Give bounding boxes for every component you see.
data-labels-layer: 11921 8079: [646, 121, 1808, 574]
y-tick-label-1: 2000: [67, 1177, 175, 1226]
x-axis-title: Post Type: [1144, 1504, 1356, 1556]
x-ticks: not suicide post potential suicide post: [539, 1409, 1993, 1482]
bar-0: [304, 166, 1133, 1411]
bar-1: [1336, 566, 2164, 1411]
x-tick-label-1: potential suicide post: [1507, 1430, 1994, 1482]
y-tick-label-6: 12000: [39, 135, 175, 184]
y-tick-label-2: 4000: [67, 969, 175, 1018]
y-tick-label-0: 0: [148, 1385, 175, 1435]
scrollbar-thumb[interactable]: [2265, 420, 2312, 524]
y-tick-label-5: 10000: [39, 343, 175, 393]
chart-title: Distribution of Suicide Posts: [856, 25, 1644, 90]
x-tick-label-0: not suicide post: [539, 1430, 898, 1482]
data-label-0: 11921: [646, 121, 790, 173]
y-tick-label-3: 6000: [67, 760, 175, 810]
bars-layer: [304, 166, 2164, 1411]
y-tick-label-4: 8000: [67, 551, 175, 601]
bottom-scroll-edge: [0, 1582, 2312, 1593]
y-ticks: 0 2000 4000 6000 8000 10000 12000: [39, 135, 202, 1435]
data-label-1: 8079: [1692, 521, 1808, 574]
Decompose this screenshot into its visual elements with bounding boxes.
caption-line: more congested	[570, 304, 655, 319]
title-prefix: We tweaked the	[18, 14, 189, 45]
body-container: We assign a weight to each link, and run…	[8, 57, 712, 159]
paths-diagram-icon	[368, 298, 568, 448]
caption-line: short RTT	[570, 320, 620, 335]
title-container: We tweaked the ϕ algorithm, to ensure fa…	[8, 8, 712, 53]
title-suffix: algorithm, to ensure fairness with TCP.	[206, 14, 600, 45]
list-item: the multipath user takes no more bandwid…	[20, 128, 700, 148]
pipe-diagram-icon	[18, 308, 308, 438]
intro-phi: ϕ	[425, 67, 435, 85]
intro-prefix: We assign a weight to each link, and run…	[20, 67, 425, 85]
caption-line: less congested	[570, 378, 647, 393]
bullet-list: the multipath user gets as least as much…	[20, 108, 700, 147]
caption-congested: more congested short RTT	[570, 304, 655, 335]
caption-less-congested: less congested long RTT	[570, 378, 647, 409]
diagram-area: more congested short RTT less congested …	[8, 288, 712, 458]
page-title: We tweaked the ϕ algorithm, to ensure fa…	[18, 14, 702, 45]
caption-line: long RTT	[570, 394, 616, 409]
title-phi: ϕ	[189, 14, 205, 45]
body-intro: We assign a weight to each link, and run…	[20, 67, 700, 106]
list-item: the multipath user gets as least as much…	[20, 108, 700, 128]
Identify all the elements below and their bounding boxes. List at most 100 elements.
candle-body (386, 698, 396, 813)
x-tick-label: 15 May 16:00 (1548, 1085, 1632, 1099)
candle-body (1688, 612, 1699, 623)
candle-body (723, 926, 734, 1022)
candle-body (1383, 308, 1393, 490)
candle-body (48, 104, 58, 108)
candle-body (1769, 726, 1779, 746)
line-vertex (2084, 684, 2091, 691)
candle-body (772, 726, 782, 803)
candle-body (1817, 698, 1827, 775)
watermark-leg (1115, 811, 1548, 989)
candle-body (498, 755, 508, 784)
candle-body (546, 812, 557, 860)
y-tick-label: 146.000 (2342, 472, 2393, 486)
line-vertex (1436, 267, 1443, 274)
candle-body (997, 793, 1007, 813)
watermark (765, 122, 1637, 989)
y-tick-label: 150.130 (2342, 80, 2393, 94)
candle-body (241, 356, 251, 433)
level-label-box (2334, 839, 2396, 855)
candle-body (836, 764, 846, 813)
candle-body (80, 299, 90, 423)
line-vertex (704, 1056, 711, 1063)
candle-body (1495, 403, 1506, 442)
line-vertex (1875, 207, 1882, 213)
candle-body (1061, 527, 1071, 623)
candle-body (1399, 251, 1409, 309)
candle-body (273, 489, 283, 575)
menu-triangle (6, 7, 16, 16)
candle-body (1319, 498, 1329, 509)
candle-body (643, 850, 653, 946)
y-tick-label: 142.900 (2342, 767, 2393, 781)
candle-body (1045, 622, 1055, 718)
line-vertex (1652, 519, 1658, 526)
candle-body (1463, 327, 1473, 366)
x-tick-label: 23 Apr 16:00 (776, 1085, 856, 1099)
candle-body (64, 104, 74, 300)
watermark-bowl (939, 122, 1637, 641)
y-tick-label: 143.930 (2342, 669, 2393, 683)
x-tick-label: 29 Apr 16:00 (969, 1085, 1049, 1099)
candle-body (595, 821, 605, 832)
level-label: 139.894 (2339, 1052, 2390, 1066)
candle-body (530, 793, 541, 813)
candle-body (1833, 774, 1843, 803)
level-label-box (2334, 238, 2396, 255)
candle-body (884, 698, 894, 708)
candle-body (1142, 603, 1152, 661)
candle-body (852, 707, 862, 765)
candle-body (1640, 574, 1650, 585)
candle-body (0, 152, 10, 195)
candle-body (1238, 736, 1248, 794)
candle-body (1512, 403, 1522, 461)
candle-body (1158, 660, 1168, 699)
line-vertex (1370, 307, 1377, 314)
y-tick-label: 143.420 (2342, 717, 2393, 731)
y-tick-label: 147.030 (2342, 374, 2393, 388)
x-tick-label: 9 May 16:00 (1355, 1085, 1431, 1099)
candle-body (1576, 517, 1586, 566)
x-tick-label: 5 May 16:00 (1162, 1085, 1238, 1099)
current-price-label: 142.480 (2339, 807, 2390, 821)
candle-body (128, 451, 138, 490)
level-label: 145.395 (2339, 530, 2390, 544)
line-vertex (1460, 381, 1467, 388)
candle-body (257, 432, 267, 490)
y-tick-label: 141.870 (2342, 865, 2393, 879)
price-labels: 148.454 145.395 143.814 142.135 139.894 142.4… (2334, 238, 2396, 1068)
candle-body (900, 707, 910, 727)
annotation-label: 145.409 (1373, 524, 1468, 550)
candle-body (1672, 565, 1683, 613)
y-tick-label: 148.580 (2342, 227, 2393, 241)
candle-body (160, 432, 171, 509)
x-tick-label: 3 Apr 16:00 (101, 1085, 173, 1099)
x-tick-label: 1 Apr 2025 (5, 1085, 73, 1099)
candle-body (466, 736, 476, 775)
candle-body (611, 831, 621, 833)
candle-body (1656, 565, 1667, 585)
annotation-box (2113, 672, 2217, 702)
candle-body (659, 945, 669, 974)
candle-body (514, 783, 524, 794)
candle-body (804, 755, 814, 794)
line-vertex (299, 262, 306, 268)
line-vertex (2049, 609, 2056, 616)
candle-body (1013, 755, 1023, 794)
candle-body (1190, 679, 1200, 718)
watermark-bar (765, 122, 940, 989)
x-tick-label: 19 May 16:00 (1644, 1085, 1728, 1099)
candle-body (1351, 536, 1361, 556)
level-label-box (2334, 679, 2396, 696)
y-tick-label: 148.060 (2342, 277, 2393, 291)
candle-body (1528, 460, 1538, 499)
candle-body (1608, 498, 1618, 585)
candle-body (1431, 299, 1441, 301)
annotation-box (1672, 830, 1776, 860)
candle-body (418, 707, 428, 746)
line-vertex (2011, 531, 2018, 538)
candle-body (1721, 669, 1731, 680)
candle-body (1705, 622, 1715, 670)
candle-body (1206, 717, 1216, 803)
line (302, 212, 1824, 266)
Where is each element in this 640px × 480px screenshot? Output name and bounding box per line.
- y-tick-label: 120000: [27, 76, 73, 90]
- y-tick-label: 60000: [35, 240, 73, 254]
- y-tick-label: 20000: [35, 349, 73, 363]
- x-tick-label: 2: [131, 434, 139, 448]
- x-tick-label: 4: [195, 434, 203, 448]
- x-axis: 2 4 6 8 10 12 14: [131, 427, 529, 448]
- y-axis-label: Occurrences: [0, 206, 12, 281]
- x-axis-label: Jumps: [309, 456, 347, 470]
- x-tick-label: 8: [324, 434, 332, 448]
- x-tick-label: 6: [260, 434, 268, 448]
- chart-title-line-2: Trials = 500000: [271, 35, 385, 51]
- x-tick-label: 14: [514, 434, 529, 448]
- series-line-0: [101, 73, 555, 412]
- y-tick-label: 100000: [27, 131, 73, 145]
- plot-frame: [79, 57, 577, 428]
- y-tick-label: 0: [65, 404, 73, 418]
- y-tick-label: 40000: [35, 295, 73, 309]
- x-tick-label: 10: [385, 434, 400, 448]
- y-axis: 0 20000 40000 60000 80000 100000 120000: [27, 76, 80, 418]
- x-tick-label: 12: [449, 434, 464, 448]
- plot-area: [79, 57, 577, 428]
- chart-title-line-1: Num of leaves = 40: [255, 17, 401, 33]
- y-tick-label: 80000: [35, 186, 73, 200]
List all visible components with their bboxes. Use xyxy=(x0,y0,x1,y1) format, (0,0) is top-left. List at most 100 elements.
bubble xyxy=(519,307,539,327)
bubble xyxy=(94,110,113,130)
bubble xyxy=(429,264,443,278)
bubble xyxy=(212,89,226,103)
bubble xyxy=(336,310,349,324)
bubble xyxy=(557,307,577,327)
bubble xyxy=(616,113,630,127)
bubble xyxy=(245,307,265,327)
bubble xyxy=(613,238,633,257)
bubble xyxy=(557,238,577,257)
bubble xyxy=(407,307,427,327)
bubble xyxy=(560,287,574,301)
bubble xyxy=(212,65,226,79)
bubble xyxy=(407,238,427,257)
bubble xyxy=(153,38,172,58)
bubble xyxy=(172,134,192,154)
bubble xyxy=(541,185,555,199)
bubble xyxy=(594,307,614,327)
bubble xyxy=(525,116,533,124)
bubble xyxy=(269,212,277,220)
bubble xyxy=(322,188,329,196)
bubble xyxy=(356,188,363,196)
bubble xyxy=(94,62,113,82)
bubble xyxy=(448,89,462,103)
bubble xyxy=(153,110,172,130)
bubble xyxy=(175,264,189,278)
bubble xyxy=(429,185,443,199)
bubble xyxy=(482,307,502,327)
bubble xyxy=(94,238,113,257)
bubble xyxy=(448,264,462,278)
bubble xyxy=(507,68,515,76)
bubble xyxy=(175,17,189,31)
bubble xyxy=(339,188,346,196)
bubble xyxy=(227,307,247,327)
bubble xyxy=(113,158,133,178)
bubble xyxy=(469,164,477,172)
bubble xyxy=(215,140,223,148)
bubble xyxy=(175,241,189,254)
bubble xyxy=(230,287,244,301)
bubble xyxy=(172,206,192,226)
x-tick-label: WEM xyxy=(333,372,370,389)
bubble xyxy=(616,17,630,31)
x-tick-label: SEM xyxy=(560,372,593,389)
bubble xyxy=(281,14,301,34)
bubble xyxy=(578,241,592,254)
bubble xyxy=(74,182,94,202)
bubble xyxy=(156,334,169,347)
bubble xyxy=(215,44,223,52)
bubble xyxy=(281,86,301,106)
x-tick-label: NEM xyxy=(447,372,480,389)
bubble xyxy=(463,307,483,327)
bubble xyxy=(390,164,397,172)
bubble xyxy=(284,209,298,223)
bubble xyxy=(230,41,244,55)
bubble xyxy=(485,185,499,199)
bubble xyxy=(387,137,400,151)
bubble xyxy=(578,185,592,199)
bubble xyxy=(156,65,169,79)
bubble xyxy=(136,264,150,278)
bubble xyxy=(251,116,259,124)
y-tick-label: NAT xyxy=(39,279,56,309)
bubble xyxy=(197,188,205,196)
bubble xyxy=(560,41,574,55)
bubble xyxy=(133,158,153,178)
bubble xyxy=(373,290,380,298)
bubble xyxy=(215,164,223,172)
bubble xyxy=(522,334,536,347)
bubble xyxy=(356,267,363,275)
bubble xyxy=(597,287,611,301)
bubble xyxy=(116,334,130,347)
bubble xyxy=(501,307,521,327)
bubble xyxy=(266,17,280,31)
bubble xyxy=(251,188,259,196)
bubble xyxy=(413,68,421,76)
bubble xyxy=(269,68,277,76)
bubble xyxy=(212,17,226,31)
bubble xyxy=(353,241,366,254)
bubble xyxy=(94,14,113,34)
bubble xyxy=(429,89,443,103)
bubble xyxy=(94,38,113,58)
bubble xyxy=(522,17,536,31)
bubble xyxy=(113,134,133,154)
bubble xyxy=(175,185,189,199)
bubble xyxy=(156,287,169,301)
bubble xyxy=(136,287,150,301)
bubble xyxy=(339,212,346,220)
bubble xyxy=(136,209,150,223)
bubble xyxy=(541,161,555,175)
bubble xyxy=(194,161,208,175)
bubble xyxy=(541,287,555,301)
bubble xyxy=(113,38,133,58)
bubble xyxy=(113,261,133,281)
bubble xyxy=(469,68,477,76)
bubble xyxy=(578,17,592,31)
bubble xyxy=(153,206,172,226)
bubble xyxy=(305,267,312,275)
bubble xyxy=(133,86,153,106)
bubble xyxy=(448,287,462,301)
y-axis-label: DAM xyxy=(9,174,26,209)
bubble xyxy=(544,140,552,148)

§ §

SET PROBLEM » Quote the rows word for word, from the first one through the line containing "page-title: We tweaked", both ends included.

FULL ANSWER »
Give bounding boxes for every component you see.
data-labels-layer: 11921 8079: [646, 121, 1808, 574]
y-tick-label-1: 2000: [67, 1177, 175, 1226]
x-axis-title: Post Type: [1144, 1504, 1356, 1556]
x-ticks: not suicide post potential suicide post: [539, 1409, 1993, 1482]
bar-0: [304, 166, 1133, 1411]
bar-1: [1336, 566, 2164, 1411]
x-tick-label-1: potential suicide post: [1507, 1430, 1994, 1482]
y-tick-label-6: 12000: [39, 135, 175, 184]
y-tick-label-2: 4000: [67, 969, 175, 1018]
y-tick-label-0: 0: [148, 1385, 175, 1435]
scrollbar-thumb[interactable]: [2265, 420, 2312, 524]
y-tick-label-5: 10000: [39, 343, 175, 393]
chart-title: Distribution of Suicide Posts: [856, 25, 1644, 90]
x-tick-label-0: not suicide post: [539, 1430, 898, 1482]
data-label-0: 11921: [646, 121, 790, 173]
y-tick-label-3: 6000: [67, 760, 175, 810]
bars-layer: [304, 166, 2164, 1411]
y-tick-label-4: 8000: [67, 551, 175, 601]
bottom-scroll-edge: [0, 1582, 2312, 1593]
y-ticks: 0 2000 4000 6000 8000 10000 12000: [39, 135, 202, 1435]
data-label-1: 8079: [1692, 521, 1808, 574]
Decompose this screenshot into its visual elements with bounding boxes.
caption-line: more congested	[570, 304, 655, 319]
title-prefix: We tweaked the	[18, 14, 189, 45]
body-container: We assign a weight to each link, and run…	[8, 57, 712, 159]
paths-diagram-icon	[368, 298, 568, 448]
caption-line: short RTT	[570, 320, 620, 335]
title-container: We tweaked the ϕ algorithm, to ensure fa…	[8, 8, 712, 53]
title-suffix: algorithm, to ensure fairness with TCP.	[206, 14, 600, 45]
list-item: the multipath user takes no more bandwid…	[20, 128, 700, 148]
pipe-diagram-icon	[18, 308, 308, 438]
intro-phi: ϕ	[425, 67, 435, 85]
intro-prefix: We assign a weight to each link, and run…	[20, 67, 425, 85]
caption-line: less congested	[570, 378, 647, 393]
bullet-list: the multipath user gets as least as much…	[20, 108, 700, 147]
caption-congested: more congested short RTT	[570, 304, 655, 335]
caption-less-congested: less congested long RTT	[570, 378, 647, 409]
diagram-area: more congested short RTT less congested …	[8, 288, 712, 458]
page-title: We tweaked the ϕ algorithm, to ensure fa…	[18, 14, 702, 45]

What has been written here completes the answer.